Omit any picture, and return the remaining data exactly as written.

____

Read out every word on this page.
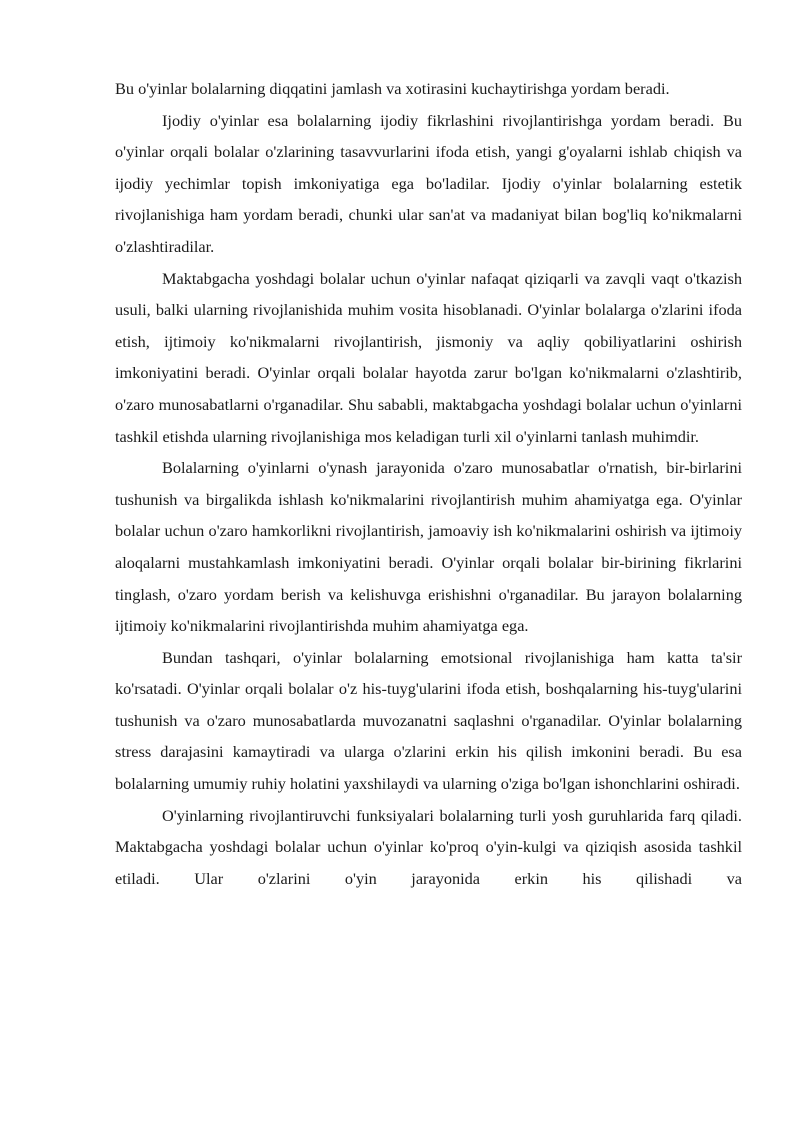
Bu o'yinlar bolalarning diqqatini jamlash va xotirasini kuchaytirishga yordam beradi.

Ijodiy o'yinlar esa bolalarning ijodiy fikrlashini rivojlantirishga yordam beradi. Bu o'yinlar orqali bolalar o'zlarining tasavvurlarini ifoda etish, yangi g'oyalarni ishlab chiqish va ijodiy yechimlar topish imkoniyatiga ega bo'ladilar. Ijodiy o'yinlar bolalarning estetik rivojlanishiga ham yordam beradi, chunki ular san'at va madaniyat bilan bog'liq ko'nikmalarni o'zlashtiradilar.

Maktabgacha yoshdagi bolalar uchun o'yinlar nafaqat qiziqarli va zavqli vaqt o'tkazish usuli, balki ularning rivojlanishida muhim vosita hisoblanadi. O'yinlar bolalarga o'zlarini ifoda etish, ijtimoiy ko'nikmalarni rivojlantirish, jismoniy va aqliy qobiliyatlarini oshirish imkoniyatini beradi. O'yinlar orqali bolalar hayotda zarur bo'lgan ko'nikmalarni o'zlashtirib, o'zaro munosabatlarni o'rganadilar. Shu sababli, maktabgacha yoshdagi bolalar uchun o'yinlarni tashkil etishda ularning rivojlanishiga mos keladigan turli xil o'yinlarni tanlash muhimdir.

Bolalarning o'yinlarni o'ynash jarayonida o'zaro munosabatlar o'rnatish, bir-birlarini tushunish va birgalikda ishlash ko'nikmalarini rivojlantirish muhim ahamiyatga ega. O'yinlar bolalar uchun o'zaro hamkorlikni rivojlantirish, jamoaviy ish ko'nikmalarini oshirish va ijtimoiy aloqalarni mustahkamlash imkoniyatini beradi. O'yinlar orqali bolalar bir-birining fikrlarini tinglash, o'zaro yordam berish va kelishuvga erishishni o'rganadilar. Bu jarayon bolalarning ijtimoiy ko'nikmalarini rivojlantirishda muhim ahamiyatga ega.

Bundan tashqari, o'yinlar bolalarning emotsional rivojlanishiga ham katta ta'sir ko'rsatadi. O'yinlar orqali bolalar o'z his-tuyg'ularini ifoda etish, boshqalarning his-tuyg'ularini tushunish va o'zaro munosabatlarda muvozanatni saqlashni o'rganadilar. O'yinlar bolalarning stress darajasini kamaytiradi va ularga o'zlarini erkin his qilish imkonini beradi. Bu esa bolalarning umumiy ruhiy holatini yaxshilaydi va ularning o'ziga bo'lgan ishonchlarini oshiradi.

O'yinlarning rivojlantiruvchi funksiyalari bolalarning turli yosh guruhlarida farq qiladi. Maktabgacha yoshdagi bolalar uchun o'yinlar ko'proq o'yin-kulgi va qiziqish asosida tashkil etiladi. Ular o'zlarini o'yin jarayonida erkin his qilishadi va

____

[Task solution]
Read out every word on this page.
Bu o'yinlar bolalarning diqqatini jamlash va xotirasini kuchaytirishga yordam beradi.

Ijodiy o'yinlar esa bolalarning ijodiy fikrlashini rivojlantirishga yordam beradi. Bu o'yinlar orqali bolalar o'zlarining tasavvurlarini ifoda etish, yangi g'oyalarni ishlab chiqish va ijodiy yechimlar topish imkoniyatiga ega bo'ladilar. Ijodiy o'yinlar bolalarning estetik rivojlanishiga ham yordam beradi, chunki ular san'at va madaniyat bilan bog'liq ko'nikmalarni o'zlashtiradilar.

Maktabgacha yoshdagi bolalar uchun o'yinlar nafaqat qiziqarli va zavqli vaqt o'tkazish usuli, balki ularning rivojlanishida muhim vosita hisoblanadi. O'yinlar bolalarga o'zlarini ifoda etish, ijtimoiy ko'nikmalarni rivojlantirish, jismoniy va aqliy qobiliyatlarini oshirish imkoniyatini beradi. O'yinlar orqali bolalar hayotda zarur bo'lgan ko'nikmalarni o'zlashtirib, o'zaro munosabatlarni o'rganadilar. Shu sababli, maktabgacha yoshdagi bolalar uchun o'yinlarni tashkil etishda ularning rivojlanishiga mos keladigan turli xil o'yinlarni tanlash muhimdir.

Bolalarning o'yinlarni o'ynash jarayonida o'zaro munosabatlar o'rnatish, bir-birlarini tushunish va birgalikda ishlash ko'nikmalarini rivojlantirish muhim ahamiyatga ega. O'yinlar bolalar uchun o'zaro hamkorlikni rivojlantirish, jamoaviy ish ko'nikmalarini oshirish va ijtimoiy aloqalarni mustahkamlash imkoniyatini beradi. O'yinlar orqali bolalar bir-birining fikrlarini tinglash, o'zaro yordam berish va kelishuvga erishishni o'rganadilar. Bu jarayon bolalarning ijtimoiy ko'nikmalarini rivojlantirishda muhim ahamiyatga ega.

Bundan tashqari, o'yinlar bolalarning emotsional rivojlanishiga ham katta ta'sir ko'rsatadi. O'yinlar orqali bolalar o'z his-tuyg'ularini ifoda etish, boshqalarning his-tuyg'ularini tushunish va o'zaro munosabatlarda muvozanatni saqlashni o'rganadilar. O'yinlar bolalarning stress darajasini kamaytiradi va ularga o'zlarini erkin his qilish imkonini beradi. Bu esa bolalarning umumiy ruhiy holatini yaxshilaydi va ularning o'ziga bo'lgan ishonchlarini oshiradi.

O'yinlarning rivojlantiruvchi funksiyalari bolalarning turli yosh guruhlarida farq qiladi. Maktabgacha yoshdagi bolalar uchun o'yinlar ko'proq o'yin-kulgi va qiziqish asosida tashkil etiladi. Ular o'zlarini o'yin jarayonida erkin his qilishadi va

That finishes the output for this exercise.